**Directions for this task**
Please give the data below again in full, exactly as it stands.

**Source data**

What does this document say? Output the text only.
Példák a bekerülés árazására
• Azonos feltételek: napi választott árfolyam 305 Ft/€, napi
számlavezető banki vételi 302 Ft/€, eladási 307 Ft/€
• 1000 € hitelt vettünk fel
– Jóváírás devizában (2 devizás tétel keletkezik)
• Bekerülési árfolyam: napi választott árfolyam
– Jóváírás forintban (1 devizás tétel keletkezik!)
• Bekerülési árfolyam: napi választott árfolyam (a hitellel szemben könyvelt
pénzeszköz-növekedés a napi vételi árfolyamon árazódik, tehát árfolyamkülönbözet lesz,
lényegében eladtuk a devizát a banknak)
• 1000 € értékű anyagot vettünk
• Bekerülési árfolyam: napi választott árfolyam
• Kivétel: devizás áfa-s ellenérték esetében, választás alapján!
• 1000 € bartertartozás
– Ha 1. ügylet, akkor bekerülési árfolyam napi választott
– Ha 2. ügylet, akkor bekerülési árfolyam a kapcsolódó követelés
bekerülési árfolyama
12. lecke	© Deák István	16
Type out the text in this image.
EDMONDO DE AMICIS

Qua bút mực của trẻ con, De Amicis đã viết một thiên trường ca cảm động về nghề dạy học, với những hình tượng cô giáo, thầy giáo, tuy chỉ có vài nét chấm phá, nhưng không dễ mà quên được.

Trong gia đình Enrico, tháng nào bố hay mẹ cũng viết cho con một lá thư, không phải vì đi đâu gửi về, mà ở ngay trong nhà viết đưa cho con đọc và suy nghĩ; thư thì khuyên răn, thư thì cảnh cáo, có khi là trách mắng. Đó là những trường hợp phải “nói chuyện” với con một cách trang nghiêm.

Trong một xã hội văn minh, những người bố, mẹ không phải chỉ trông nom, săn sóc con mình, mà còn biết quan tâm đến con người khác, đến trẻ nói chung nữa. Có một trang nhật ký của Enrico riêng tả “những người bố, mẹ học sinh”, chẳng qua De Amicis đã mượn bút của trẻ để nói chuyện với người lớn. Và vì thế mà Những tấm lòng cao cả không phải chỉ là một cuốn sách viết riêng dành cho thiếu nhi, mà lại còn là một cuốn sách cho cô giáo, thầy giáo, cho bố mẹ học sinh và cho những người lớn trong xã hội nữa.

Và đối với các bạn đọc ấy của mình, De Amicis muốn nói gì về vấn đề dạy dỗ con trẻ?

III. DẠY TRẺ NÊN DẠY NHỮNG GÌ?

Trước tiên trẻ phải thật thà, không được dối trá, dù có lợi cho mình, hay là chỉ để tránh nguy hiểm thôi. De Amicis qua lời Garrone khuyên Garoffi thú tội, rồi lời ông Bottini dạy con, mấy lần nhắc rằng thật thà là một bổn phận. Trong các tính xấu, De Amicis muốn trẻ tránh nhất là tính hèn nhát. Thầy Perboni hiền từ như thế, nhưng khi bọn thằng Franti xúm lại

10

**Written answer**
What does this document say? Output the text only.
Példák a bekerülés árazására
• Azonos feltételek: napi választott árfolyam 305 Ft/€, napi
számlavezető banki vételi 302 Ft/€, eladási 307 Ft/€
• 1000 € hitelt vettünk fel
– Jóváírás devizában (2 devizás tétel keletkezik)
• Bekerülési árfolyam: napi választott árfolyam
– Jóváírás forintban (1 devizás tétel keletkezik!)
• Bekerülési árfolyam: napi választott árfolyam (a hitellel szemben könyvelt
pénzeszköz-növekedés a napi vételi árfolyamon árazódik, tehát árfolyamkülönbözet lesz,
lényegében eladtuk a devizát a banknak)
• 1000 € értékű anyagot vettünk
• Bekerülési árfolyam: napi választott árfolyam
• Kivétel: devizás áfa-s ellenérték esetében, választás alapján!
• 1000 € bartertartozás
– Ha 1. ügylet, akkor bekerülési árfolyam napi választott
– Ha 2. ügylet, akkor bekerülési árfolyam a kapcsolódó követelés
bekerülési árfolyama
12. lecke	© Deák István	16
Type out the text in this image.
EDMONDO DE AMICIS

Qua bút mực của trẻ con, De Amicis đã viết một thiên trường ca cảm động về nghề dạy học, với những hình tượng cô giáo, thầy giáo, tuy chỉ có vài nét chấm phá, nhưng không dễ mà quên được.

Trong gia đình Enrico, tháng nào bố hay mẹ cũng viết cho con một lá thư, không phải vì đi đâu gửi về, mà ở ngay trong nhà viết đưa cho con đọc và suy nghĩ; thư thì khuyên răn, thư thì cảnh cáo, có khi là trách mắng. Đó là những trường hợp phải “nói chuyện” với con một cách trang nghiêm.

Trong một xã hội văn minh, những người bố, mẹ không phải chỉ trông nom, săn sóc con mình, mà còn biết quan tâm đến con người khác, đến trẻ nói chung nữa. Có một trang nhật ký của Enrico riêng tả “những người bố, mẹ học sinh”, chẳng qua De Amicis đã mượn bút của trẻ để nói chuyện với người lớn. Và vì thế mà Những tấm lòng cao cả không phải chỉ là một cuốn sách viết riêng dành cho thiếu nhi, mà lại còn là một cuốn sách cho cô giáo, thầy giáo, cho bố mẹ học sinh và cho những người lớn trong xã hội nữa.

Và đối với các bạn đọc ấy của mình, De Amicis muốn nói gì về vấn đề dạy dỗ con trẻ?

III. DẠY TRẺ NÊN DẠY NHỮNG GÌ?

Trước tiên trẻ phải thật thà, không được dối trá, dù có lợi cho mình, hay là chỉ để tránh nguy hiểm thôi. De Amicis qua lời Garrone khuyên Garoffi thú tội, rồi lời ông Bottini dạy con, mấy lần nhắc rằng thật thà là một bổn phận. Trong các tính xấu, De Amicis muốn trẻ tránh nhất là tính hèn nhát. Thầy Perboni hiền từ như thế, nhưng khi bọn thằng Franti xúm lại

10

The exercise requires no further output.